(A run of records)

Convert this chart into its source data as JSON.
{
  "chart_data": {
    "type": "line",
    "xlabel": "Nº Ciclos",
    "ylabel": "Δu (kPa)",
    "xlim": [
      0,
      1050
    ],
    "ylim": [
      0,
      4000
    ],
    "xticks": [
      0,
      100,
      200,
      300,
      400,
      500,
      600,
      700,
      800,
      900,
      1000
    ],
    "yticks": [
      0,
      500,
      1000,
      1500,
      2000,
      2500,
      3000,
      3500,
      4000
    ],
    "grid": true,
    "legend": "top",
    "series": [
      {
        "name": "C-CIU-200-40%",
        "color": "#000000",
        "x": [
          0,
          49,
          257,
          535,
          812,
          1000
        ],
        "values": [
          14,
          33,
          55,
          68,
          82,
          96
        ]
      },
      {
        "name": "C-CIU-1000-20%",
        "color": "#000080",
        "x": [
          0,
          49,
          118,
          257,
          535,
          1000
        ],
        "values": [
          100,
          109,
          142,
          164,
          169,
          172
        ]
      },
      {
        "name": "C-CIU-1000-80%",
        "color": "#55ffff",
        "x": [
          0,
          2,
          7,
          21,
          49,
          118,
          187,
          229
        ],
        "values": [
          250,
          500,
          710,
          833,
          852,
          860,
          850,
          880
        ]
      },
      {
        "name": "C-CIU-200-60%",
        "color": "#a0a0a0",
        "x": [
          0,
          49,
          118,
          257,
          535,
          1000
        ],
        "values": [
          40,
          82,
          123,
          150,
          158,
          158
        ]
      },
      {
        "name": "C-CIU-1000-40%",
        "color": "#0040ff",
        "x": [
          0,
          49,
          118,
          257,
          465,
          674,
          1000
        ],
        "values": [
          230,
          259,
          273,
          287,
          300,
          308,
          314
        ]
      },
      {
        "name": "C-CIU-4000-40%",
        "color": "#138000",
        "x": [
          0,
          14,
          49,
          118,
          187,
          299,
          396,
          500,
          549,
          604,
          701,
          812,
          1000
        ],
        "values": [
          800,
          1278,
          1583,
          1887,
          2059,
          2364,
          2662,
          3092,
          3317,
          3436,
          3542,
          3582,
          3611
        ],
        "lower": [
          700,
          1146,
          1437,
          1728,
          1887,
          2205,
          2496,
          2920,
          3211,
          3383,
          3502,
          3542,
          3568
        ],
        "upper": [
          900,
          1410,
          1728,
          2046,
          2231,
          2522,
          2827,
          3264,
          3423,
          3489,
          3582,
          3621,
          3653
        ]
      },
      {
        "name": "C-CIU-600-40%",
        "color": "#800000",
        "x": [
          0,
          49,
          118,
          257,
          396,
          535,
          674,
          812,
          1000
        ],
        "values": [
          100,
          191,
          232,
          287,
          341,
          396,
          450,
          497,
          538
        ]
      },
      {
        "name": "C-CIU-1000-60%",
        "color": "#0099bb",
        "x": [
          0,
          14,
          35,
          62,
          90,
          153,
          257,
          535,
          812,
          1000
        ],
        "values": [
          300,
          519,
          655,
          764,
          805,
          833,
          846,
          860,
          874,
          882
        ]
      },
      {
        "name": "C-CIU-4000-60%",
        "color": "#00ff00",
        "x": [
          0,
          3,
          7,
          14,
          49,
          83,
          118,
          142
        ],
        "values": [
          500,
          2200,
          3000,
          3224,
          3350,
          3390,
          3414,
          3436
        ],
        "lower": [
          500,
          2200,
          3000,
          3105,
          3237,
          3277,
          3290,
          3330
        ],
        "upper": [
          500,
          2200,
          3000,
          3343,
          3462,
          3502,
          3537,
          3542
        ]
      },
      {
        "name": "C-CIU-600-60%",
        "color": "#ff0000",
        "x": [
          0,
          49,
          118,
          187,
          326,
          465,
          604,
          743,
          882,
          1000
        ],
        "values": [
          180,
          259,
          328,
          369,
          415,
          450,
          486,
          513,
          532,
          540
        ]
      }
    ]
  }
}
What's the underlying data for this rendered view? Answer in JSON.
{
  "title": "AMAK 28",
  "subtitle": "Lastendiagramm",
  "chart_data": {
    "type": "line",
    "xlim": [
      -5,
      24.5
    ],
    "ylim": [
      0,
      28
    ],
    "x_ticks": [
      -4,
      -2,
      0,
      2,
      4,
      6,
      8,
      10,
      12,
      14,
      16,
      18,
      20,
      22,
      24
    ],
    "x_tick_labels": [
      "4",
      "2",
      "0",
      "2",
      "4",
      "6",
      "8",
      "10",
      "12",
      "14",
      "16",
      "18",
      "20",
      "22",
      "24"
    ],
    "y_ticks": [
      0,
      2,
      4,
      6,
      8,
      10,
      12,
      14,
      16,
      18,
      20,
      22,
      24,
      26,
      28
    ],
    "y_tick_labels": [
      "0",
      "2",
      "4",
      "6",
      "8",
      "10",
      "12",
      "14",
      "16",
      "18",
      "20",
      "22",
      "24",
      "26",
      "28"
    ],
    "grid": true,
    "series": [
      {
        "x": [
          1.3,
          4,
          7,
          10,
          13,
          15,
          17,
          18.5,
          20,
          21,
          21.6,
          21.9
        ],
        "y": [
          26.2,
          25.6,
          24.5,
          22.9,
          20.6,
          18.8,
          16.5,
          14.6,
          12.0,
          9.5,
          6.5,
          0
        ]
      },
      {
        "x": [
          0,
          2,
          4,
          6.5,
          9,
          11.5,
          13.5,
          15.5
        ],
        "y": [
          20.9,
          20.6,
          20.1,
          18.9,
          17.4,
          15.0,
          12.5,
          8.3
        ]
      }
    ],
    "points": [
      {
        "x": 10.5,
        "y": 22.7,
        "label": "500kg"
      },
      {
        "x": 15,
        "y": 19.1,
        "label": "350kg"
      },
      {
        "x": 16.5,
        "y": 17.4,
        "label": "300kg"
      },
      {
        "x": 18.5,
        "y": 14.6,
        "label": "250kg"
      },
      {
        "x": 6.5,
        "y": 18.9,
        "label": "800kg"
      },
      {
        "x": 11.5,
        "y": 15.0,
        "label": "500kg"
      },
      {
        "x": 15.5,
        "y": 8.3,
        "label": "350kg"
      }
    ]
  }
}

— Exercise objective —
Restate the listing above word for word.

— Written response —
Convert this chart into its source data as JSON.
{
  "chart_data": {
    "type": "line",
    "xlabel": "Nº Ciclos",
    "ylabel": "Δu (kPa)",
    "xlim": [
      0,
      1050
    ],
    "ylim": [
      0,
      4000
    ],
    "xticks": [
      0,
      100,
      200,
      300,
      400,
      500,
      600,
      700,
      800,
      900,
      1000
    ],
    "yticks": [
      0,
      500,
      1000,
      1500,
      2000,
      2500,
      3000,
      3500,
      4000
    ],
    "grid": true,
    "legend": "top",
    "series": [
      {
        "name": "C-CIU-200-40%",
        "color": "#000000",
        "x": [
          0,
          49,
          257,
          535,
          812,
          1000
        ],
        "values": [
          14,
          33,
          55,
          68,
          82,
          96
        ]
      },
      {
        "name": "C-CIU-1000-20%",
        "color": "#000080",
        "x": [
          0,
          49,
          118,
          257,
          535,
          1000
        ],
        "values": [
          100,
          109,
          142,
          164,
          169,
          172
        ]
      },
      {
        "name": "C-CIU-1000-80%",
        "color": "#55ffff",
        "x": [
          0,
          2,
          7,
          21,
          49,
          118,
          187,
          229
        ],
        "values": [
          250,
          500,
          710,
          833,
          852,
          860,
          850,
          880
        ]
      },
      {
        "name": "C-CIU-200-60%",
        "color": "#a0a0a0",
        "x": [
          0,
          49,
          118,
          257,
          535,
          1000
        ],
        "values": [
          40,
          82,
          123,
          150,
          158,
          158
        ]
      },
      {
        "name": "C-CIU-1000-40%",
        "color": "#0040ff",
        "x": [
          0,
          49,
          118,
          257,
          465,
          674,
          1000
        ],
        "values": [
          230,
          259,
          273,
          287,
          300,
          308,
          314
        ]
      },
      {
        "name": "C-CIU-4000-40%",
        "color": "#138000",
        "x": [
          0,
          14,
          49,
          118,
          187,
          299,
          396,
          500,
          549,
          604,
          701,
          812,
          1000
        ],
        "values": [
          800,
          1278,
          1583,
          1887,
          2059,
          2364,
          2662,
          3092,
          3317,
          3436,
          3542,
          3582,
          3611
        ],
        "lower": [
          700,
          1146,
          1437,
          1728,
          1887,
          2205,
          2496,
          2920,
          3211,
          3383,
          3502,
          3542,
          3568
        ],
        "upper": [
          900,
          1410,
          1728,
          2046,
          2231,
          2522,
          2827,
          3264,
          3423,
          3489,
          3582,
          3621,
          3653
        ]
      },
      {
        "name": "C-CIU-600-40%",
        "color": "#800000",
        "x": [
          0,
          49,
          118,
          257,
          396,
          535,
          674,
          812,
          1000
        ],
        "values": [
          100,
          191,
          232,
          287,
          341,
          396,
          450,
          497,
          538
        ]
      },
      {
        "name": "C-CIU-1000-60%",
        "color": "#0099bb",
        "x": [
          0,
          14,
          35,
          62,
          90,
          153,
          257,
          535,
          812,
          1000
        ],
        "values": [
          300,
          519,
          655,
          764,
          805,
          833,
          846,
          860,
          874,
          882
        ]
      },
      {
        "name": "C-CIU-4000-60%",
        "color": "#00ff00",
        "x": [
          0,
          3,
          7,
          14,
          49,
          83,
          118,
          142
        ],
        "values": [
          500,
          2200,
          3000,
          3224,
          3350,
          3390,
          3414,
          3436
        ],
        "lower": [
          500,
          2200,
          3000,
          3105,
          3237,
          3277,
          3290,
          3330
        ],
        "upper": [
          500,
          2200,
          3000,
          3343,
          3462,
          3502,
          3537,
          3542
        ]
      },
      {
        "name": "C-CIU-600-60%",
        "color": "#ff0000",
        "x": [
          0,
          49,
          118,
          187,
          326,
          465,
          604,
          743,
          882,
          1000
        ],
        "values": [
          180,
          259,
          328,
          369,
          415,
          450,
          486,
          513,
          532,
          540
        ]
      }
    ]
  }
}
What's the underlying data for this rendered view? Answer in JSON.
{
  "title": "AMAK 28",
  "subtitle": "Lastendiagramm",
  "chart_data": {
    "type": "line",
    "xlim": [
      -5,
      24.5
    ],
    "ylim": [
      0,
      28
    ],
    "x_ticks": [
      -4,
      -2,
      0,
      2,
      4,
      6,
      8,
      10,
      12,
      14,
      16,
      18,
      20,
      22,
      24
    ],
    "x_tick_labels": [
      "4",
      "2",
      "0",
      "2",
      "4",
      "6",
      "8",
      "10",
      "12",
      "14",
      "16",
      "18",
      "20",
      "22",
      "24"
    ],
    "y_ticks": [
      0,
      2,
      4,
      6,
      8,
      10,
      12,
      14,
      16,
      18,
      20,
      22,
      24,
      26,
      28
    ],
    "y_tick_labels": [
      "0",
      "2",
      "4",
      "6",
      "8",
      "10",
      "12",
      "14",
      "16",
      "18",
      "20",
      "22",
      "24",
      "26",
      "28"
    ],
    "grid": true,
    "series": [
      {
        "x": [
          1.3,
          4,
          7,
          10,
          13,
          15,
          17,
          18.5,
          20,
          21,
          21.6,
          21.9
        ],
        "y": [
          26.2,
          25.6,
          24.5,
          22.9,
          20.6,
          18.8,
          16.5,
          14.6,
          12.0,
          9.5,
          6.5,
          0
        ]
      },
      {
        "x": [
          0,
          2,
          4,
          6.5,
          9,
          11.5,
          13.5,
          15.5
        ],
        "y": [
          20.9,
          20.6,
          20.1,
          18.9,
          17.4,
          15.0,
          12.5,
          8.3
        ]
      }
    ],
    "points": [
      {
        "x": 10.5,
        "y": 22.7,
        "label": "500kg"
      },
      {
        "x": 15,
        "y": 19.1,
        "label": "350kg"
      },
      {
        "x": 16.5,
        "y": 17.4,
        "label": "300kg"
      },
      {
        "x": 18.5,
        "y": 14.6,
        "label": "250kg"
      },
      {
        "x": 6.5,
        "y": 18.9,
        "label": "800kg"
      },
      {
        "x": 11.5,
        "y": 15.0,
        "label": "500kg"
      },
      {
        "x": 15.5,
        "y": 8.3,
        "label": "350kg"
      }
    ]
  }
}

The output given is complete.